(Figure record listings)
## BEGIN

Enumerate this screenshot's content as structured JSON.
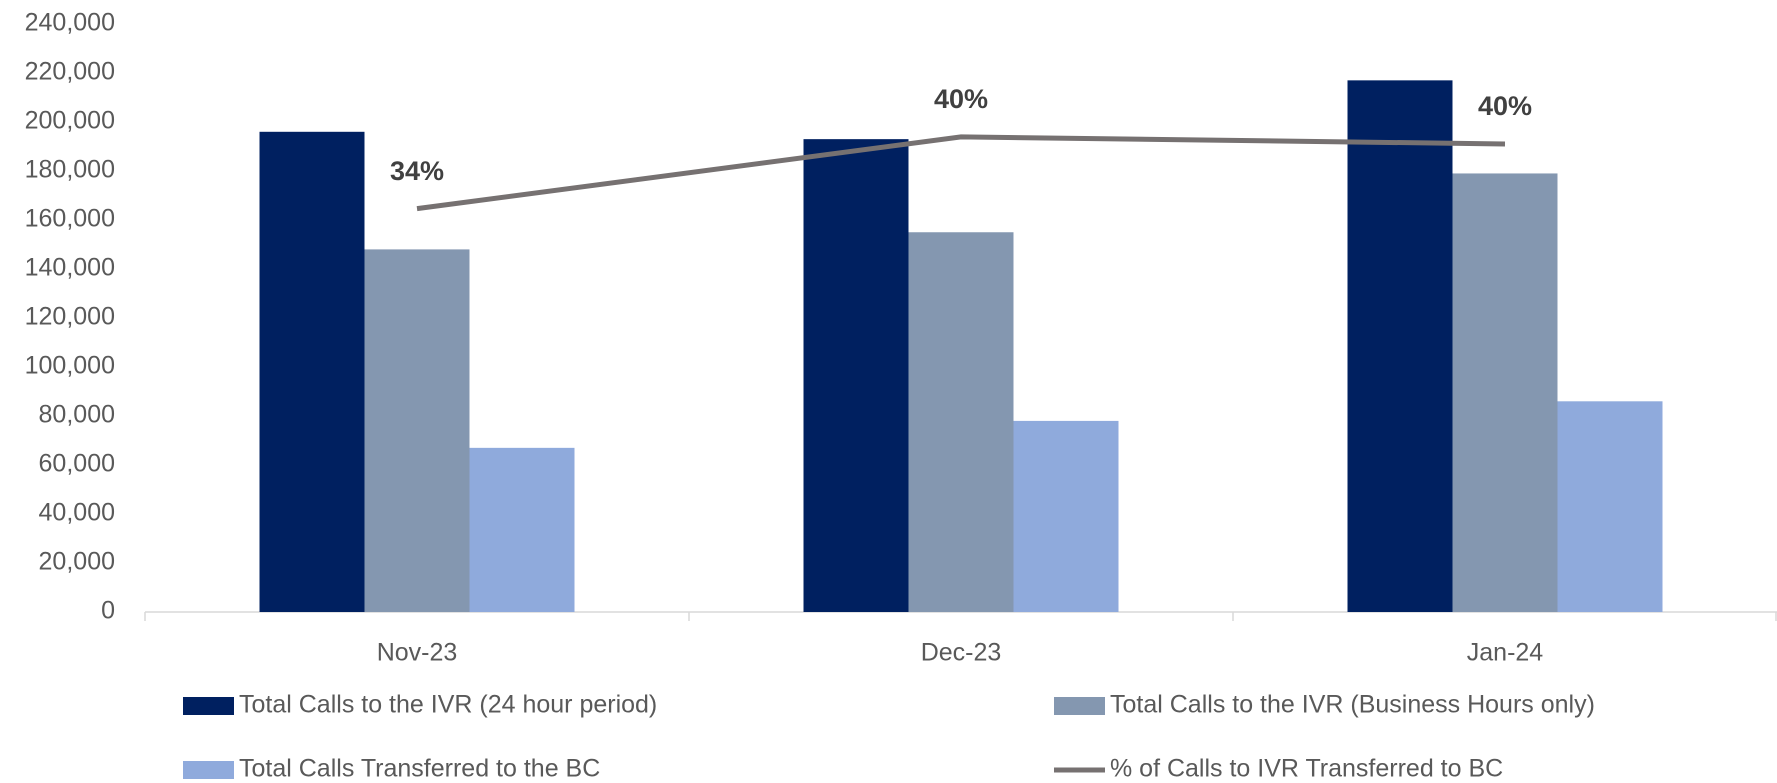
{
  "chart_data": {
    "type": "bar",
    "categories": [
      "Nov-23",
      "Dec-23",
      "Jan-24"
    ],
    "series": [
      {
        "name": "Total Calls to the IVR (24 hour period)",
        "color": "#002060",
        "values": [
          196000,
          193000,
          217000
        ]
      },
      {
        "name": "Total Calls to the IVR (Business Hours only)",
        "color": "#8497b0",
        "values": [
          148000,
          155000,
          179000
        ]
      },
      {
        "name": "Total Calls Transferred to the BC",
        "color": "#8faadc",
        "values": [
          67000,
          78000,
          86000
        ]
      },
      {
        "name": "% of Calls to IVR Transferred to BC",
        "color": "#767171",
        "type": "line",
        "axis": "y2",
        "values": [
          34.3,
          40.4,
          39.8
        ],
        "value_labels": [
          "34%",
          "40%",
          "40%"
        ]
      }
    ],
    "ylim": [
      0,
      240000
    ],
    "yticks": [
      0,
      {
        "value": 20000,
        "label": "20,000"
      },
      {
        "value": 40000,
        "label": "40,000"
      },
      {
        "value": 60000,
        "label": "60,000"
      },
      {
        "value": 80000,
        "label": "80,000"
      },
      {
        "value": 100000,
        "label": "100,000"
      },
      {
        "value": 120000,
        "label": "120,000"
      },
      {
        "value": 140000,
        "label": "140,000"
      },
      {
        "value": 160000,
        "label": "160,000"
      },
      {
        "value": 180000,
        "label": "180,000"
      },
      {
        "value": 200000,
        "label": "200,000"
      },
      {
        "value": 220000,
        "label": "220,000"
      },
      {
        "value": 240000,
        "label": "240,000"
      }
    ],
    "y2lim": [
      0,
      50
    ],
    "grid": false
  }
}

## END
## BEGIN

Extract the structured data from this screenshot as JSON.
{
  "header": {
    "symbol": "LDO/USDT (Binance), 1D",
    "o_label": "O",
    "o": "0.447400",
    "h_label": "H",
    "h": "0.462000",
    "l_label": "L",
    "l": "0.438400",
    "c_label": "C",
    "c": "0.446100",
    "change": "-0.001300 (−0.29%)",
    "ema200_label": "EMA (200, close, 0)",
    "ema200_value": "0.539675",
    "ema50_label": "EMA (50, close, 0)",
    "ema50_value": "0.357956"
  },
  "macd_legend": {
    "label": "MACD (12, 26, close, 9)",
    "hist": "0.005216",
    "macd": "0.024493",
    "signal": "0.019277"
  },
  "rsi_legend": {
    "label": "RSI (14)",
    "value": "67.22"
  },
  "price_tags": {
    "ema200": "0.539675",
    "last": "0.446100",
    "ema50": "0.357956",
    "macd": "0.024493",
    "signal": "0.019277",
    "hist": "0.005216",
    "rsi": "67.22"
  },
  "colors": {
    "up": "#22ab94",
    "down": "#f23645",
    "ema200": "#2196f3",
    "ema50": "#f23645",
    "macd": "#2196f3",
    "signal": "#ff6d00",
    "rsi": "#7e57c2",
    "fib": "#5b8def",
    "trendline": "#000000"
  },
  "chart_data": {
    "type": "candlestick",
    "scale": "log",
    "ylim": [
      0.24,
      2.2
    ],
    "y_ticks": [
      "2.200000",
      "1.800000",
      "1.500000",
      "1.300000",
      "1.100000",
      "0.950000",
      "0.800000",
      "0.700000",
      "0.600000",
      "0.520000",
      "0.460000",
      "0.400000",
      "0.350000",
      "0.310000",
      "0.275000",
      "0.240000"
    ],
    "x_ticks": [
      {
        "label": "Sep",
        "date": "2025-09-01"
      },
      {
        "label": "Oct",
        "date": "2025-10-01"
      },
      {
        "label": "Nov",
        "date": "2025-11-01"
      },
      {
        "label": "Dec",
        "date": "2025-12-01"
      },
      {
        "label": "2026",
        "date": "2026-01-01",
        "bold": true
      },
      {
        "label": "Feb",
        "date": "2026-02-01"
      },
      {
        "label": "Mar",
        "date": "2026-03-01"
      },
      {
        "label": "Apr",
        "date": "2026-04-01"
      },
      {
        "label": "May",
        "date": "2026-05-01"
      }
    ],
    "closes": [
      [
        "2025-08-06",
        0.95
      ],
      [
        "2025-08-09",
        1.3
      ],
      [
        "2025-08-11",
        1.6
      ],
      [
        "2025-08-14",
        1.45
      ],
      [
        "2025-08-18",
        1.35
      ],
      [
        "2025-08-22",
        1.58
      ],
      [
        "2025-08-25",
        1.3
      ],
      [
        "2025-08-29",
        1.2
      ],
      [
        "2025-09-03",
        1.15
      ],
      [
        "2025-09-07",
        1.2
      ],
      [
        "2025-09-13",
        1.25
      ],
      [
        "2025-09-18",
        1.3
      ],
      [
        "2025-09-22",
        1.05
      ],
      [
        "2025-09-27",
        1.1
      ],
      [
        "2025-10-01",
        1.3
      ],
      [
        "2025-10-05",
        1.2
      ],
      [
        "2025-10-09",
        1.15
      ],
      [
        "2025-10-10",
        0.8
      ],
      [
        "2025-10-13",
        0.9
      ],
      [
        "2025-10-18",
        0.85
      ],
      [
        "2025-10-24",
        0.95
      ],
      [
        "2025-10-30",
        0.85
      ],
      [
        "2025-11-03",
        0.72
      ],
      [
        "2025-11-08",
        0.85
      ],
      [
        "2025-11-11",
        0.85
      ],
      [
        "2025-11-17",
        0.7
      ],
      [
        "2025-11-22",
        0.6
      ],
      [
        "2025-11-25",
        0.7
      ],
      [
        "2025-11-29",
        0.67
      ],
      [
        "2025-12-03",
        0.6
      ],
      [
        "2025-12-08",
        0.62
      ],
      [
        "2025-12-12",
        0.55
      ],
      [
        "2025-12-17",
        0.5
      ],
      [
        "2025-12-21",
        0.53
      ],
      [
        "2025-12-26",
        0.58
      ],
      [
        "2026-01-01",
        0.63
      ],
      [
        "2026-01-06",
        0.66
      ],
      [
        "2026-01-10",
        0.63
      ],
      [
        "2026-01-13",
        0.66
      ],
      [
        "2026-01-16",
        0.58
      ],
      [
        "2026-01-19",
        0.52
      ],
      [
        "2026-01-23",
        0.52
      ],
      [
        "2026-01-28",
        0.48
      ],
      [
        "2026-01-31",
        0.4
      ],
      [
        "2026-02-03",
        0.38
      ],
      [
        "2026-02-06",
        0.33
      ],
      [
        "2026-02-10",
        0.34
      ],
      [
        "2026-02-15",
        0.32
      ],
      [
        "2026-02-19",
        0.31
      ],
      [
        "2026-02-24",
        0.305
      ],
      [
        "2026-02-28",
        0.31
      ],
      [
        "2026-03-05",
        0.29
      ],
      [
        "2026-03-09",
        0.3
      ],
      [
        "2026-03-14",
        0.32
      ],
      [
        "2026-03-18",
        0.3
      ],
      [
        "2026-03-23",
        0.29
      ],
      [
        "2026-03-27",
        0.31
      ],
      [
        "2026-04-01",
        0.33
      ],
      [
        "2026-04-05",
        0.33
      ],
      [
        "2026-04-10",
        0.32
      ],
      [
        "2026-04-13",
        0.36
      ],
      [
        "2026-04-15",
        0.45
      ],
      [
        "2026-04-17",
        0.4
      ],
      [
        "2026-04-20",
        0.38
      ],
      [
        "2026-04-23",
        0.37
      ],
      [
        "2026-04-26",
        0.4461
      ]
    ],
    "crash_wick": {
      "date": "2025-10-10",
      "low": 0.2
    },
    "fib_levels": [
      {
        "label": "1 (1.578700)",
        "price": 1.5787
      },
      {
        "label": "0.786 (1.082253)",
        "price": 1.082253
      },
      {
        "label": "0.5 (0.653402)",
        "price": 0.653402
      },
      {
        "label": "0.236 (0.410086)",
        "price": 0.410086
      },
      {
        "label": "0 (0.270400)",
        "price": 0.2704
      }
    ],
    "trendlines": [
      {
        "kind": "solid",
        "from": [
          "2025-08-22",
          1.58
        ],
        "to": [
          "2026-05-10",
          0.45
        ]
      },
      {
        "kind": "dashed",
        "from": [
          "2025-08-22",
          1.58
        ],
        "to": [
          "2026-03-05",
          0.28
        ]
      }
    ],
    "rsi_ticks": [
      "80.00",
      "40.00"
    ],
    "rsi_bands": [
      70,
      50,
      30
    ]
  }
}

## END

* _Exercise requirements_:
Write down every line of the data above that includes the string "Total".

* _The response_:
        "name": "Total Calls to the IVR (24 hour period)",
        "name": "Total Calls to the IVR (Business Hours only)",
        "name": "Total Calls Transferred to the BC",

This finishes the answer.